>>>

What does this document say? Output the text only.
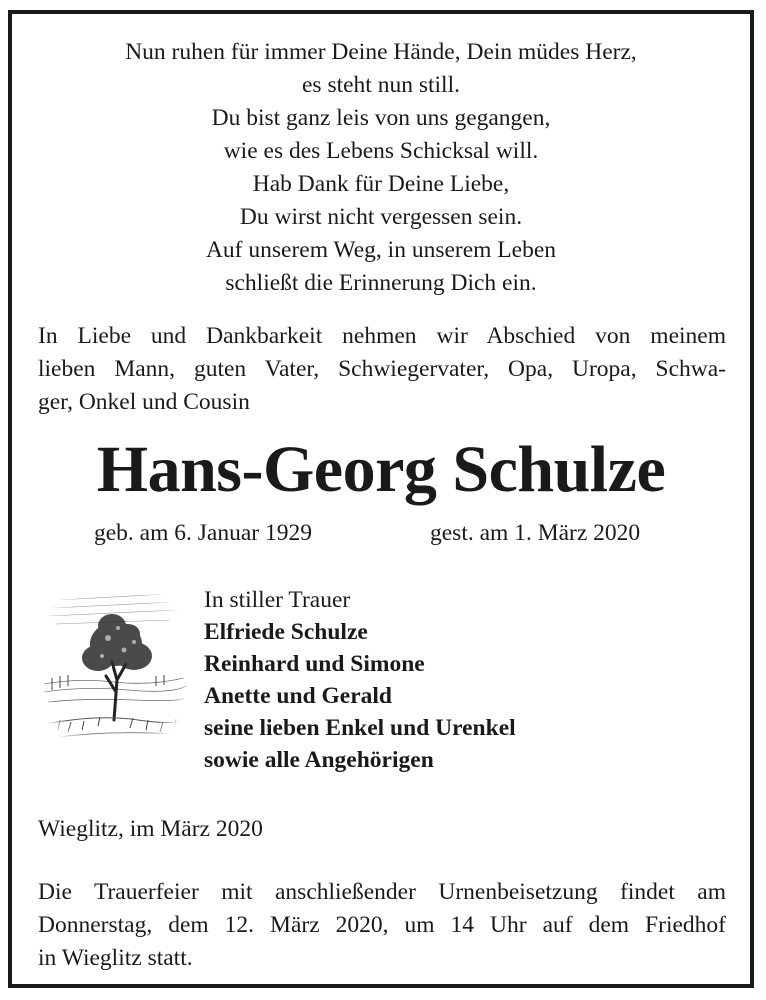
Nun ruhen für immer Deine Hände, Dein müdes Herz,
es steht nun still.
Du bist ganz leis von uns gegangen,
wie es des Lebens Schicksal will.
Hab Dank für Deine Liebe,
Du wirst nicht vergessen sein.
Auf unserem Weg, in unserem Leben
schließt die Erinnerung Dich ein.
In Liebe und Dankbarkeit nehmen wir Abschied von meinem
lieben Mann, guten Vater, Schwiegervater, Opa, Uropa, Schwa-
ger, Onkel und Cousin
Hans-Georg Schulze
geb. am 6. Januar 1929	gest. am 1. März 2020
In stiller Trauer
Elfriede Schulze
Reinhard und Simone
Anette und Gerald
seine lieben Enkel und Urenkel
sowie alle Angehörigen
Wieglitz, im März 2020
Die Trauerfeier mit anschließender Urnenbeisetzung findet am
Donnerstag, dem 12. März 2020, um 14 Uhr auf dem Friedhof
in Wieglitz statt.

<<<

* _Prompt_:
Where a line in the material above holds "Deine", copy that line.

* _The response_:
Nun ruhen für immer Deine Hände, Dein müdes Herz,
Hab Dank für Deine Liebe,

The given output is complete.